## [Text section]
Avoiding a Belly Slide

Gear-up landings are an expensive embarrassment that wont happen with just a little discipline


It was almost sunset when I came out to the field. I needed to pick up my Jepps that I had left in the airplane. I came out the side of the hangar, facing the runways. It was then that I noticed the Beech Travelair sitting like a duck, bedded down for the night, landing gear neatly recessed into the wheel wells. Gear-up on our least-used runway.

There were red caution strobes all around the Travelair, so incoming traffic (rare at night) would see the bird. I picked up my flashlight and went out for a look. Streaks of oil, rubber and metal trailed out behind the twin. A classic gear-up, but why? I put on my sleuth hat and looked around. People, parts, position and paper – the classic aircraft accident investigation probes, ran through my mind. About that time, the security guy, Mike, drove up.

What happened? I asked.

I dont know all of it. I came on shift and started out to do my taxi way and runway check, before the tower closed down. I saw it land, then they jammed on the brakes, it rocked up and down a couple of times and fell flat, just where you see it.

Anybody hurt?

Naw, they got out, but they were screaming at each other, like they were ready to fight, he said. I drove them in to the office, but the woman instructor was doing most of the hollering on the way in. If I told you once, I told you a million times about that. And now youve busted up the airplane! She just kept that up. I didnt hear the rest of it. I had to get a couple of fire extinguishers out there.

Mike waved and drove on his rounds.

I looked around in the cockpit with my flashlight. The landing gear selector, on the right side of the throttle quadrant with a small, thin plastic disc attached to it, was in the halfway up/down position. The flap switch, to the left of the throttle quadrant was full down.

Outside the props were mangled, the engines were in sudden stoppage damage condition. The fuselage was bent or twisted some way because the cabin door wouldnt close. Underneath, the belly was ground away, along with the flaps, tires, gear doors and antennas. Big bucks for repairs.

I now had something about the people, parts and position of the accident, but lacked information on the paper. I didnt know which ADs had been accomplished, or how much of the airplanes history was on record. The mystery was still a mystery.

Next morning, after the Travelair had been jacked up and the gear recycled down and locked, the bird was towed into the hangar. A mechanic told me that the insurance people had already been out and paid the airplane off as totaled.

What caused the problem, a new multi instructor? I asked.

No, I think they had been training in a Piper Seneca at another FBO, and it went in for engine change. So, the instructor decided they could finish up here in the Travelair, the IA said.

Backwards gear and flap switches.

Thats it, Im sure. They say it just collapsed, and thats what everyone generally tells me, after the accident. I dont know what they tell the FAA. NTSB doesnt look at em any more unless there are injuries.

As far as I was concerned, the mystery had come full circle. The solution was at hand. Well, not entirely. With a qualified instructor aboard, how does a mistake like this happen?

High-Stakes Game
Any event or distraction that can cause a pilot to drop his routine way of doing things in the cockpit can cause a gear-up landing. An electrical loss at the point when the gear is extended, carrying the warning lights with it, will do just fine. Even with all the landing gear lights working, checklists read out faithfully and warning horns blaring, somehow the gear-up landings continue.

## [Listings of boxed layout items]
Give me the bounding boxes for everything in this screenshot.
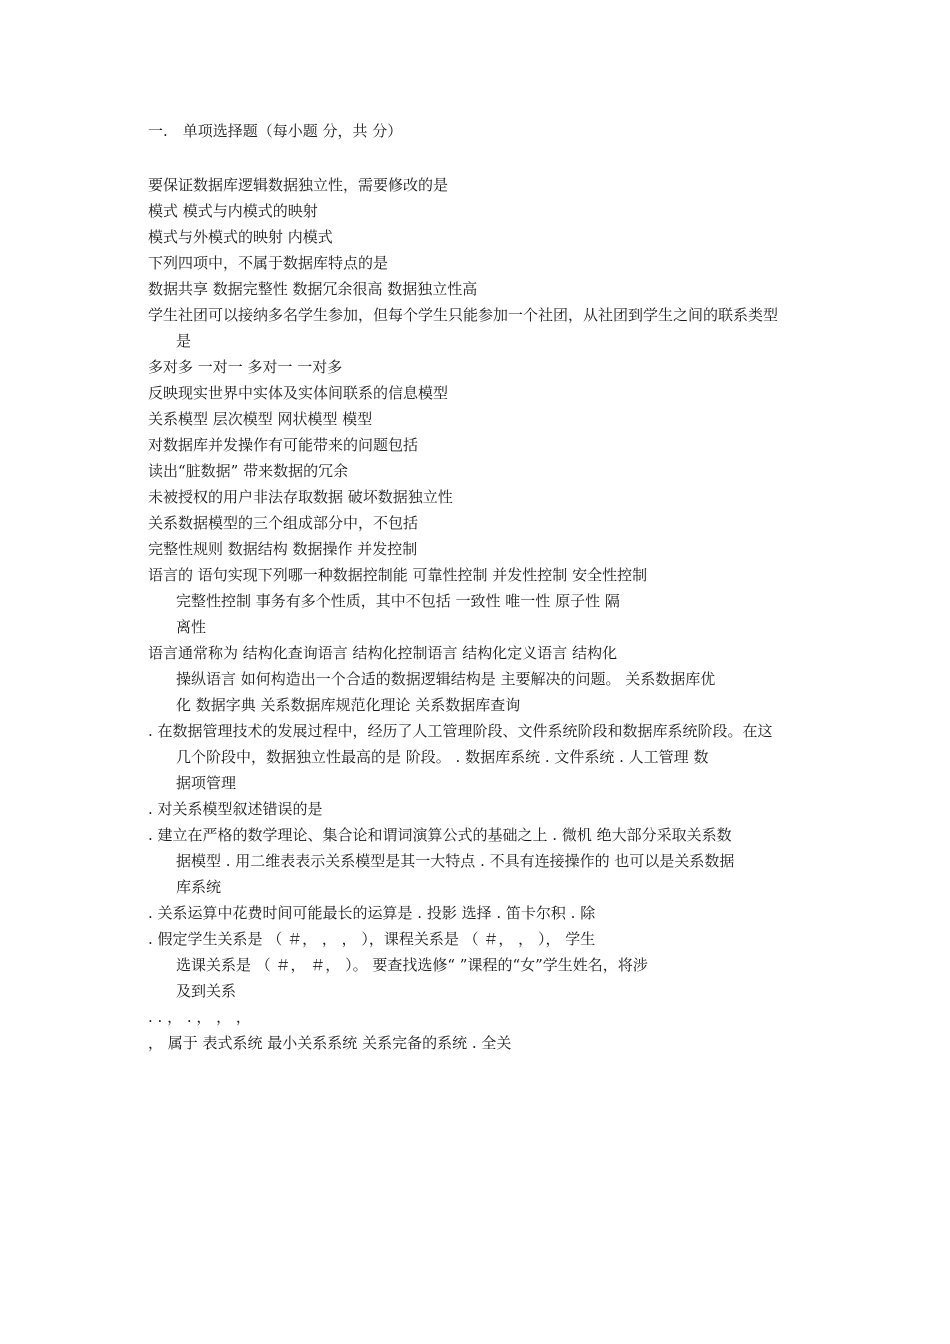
section-title: 一. 单项选择题（每小题 分，共 分） [148,122,403,140]
text-line: 多对多 一对一 多对一 一对多 [148,358,343,376]
text-line: ， 属于 表式系统 最小关系系统 关系完备的系统 . 全关 [148,1034,512,1052]
text-line: 模式与外模式的映射 内模式 [148,228,333,246]
text-line: 选课关系是 （ ＃， ＃， ）。 要查找选修“ ”课程的“女”学生姓名，将涉 [176,956,648,974]
text-line: 学生社团可以接纳多名学生参加，但每个学生只能参加一个社团，从社团到学生之间的联系类型 [148,306,779,324]
text-line: 是 [176,332,192,350]
text-line: 完整性规则 数据结构 数据操作 并发控制 [148,540,418,558]
text-line: 语言的 语句实现下列哪一种数据控制能 可靠性控制 并发性控制 安全性控制 [148,566,648,584]
text-line: 关系数据模型的三个组成部分中，不包括 [148,514,419,532]
text-line: 库系统 [176,878,222,896]
text-line: 及到关系 [176,982,237,1000]
text-line: . 假定学生关系是 （ ＃， ， ， ），课程关系是 （ ＃， ， ）， 学生 [148,930,596,948]
document-body [148,172,868,1056]
text-line: . 关系运算中花费时间可能最长的运算是 . 投影 选择 . 笛卡尔积 . 除 [148,904,596,922]
text-line: 完整性控制 事务有多个性质，其中不包括 一致性 唯一性 原子性 隔 [176,592,620,610]
text-line: 对数据库并发操作有可能带来的问题包括 [148,436,419,454]
text-line: 关系模型 层次模型 网状模型 模型 [148,410,373,428]
text-line: 要保证数据库逻辑数据独立性，需要修改的是 [148,176,449,194]
text-line: 语言通常称为 结构化查询语言 结构化控制语言 结构化定义语言 结构化 [148,644,618,662]
text-line: . 在数据管理技术的发展过程中，经历了人工管理阶段、文件系统阶段和数据库系统阶段。在这 [148,722,773,740]
text-line: 反映现实世界中实体及实体间联系的信息模型 [148,384,449,402]
text-line: . . ， . ， ， ， [148,1008,251,1026]
text-line: 化 数据字典 关系数据库规范化理论 关系数据库查询 [176,696,521,714]
text-line: 数据共享 数据完整性 数据冗余很高 数据独立性高 [148,280,478,298]
text-line: 据项管理 [176,774,237,792]
text-line: . 建立在严格的数学理论、集合论和谓词演算公式的基础之上 . 微机 绝大部分采取关系数 [148,826,732,844]
text-line: 离性 [176,618,207,636]
text-line: 操纵语言 如何构造出一个合适的数据逻辑结构是 主要解决的问题。 关系数据库优 [176,670,716,688]
text-line: 读出“脏数据” 带来数据的冗余 [148,462,349,480]
text-line: 据模型 . 用二维表表示关系模型是其一大特点 . 不具有连接操作的 也可以是关系数据 [176,852,735,870]
text-line: 几个阶段中，数据独立性最高的是 阶段。 . 数据库系统 . 文件系统 . 人工管理 数 [176,748,709,766]
text-line: 未被授权的用户非法存取数据 破坏数据独立性 [148,488,453,506]
text-line: 下列四项中，不属于数据库特点的是 [148,254,389,272]
text-line: 模式 模式与内模式的映射 [148,202,318,220]
text-line: . 对关系模型叙述错误的是 [148,800,323,818]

## [Written instruction]
Pick up the article on gear-up landings after its final sentence and keep writing it.

## [Answer]
The National Transportation Safety Board has studied gear-up landings extensively. There are very few cases on record where death or serious injury was caused by a gear-up landing. The immediate result is an embarrassed pilot, who drops down a few notches from his otherwise good safety record.

Landing with the wheels tucked away is an expensive experience, for certain. By the time you write off the props and gear doors, tear down or overhaul the engines, and replace any antennas that were ground away, the cost can be a substantial portion of the airplanes value. The bends and twists in the airframe and engine mounts are other high-value areas to consider.

Finally, there is the fact that the FAA rarely looks the other way on this type of accident. The pilot may have to prove hes competent to hold his certificate and/or his license may be suspended for 30 days or more. The catch-all careless and reckless operation is cited, and the NTSB is likely to be in full agreement with the enforcement action.

Any event or distraction that can cause a pilot to interrupt the cockpit routine can cause a gear-up landing. Sometimes its an emergency, or potential emergency. Even a go-around, particularly at night, can cause a pilot to skip over the correct sequence of the checklist. An electrical problem at the point when the gear is extended, carrying the warning lights with it, can do it, too. Yes, there are safeguards such as GUMP checks, warning systems and even the feel of the gear extending under your feet. But its not enough.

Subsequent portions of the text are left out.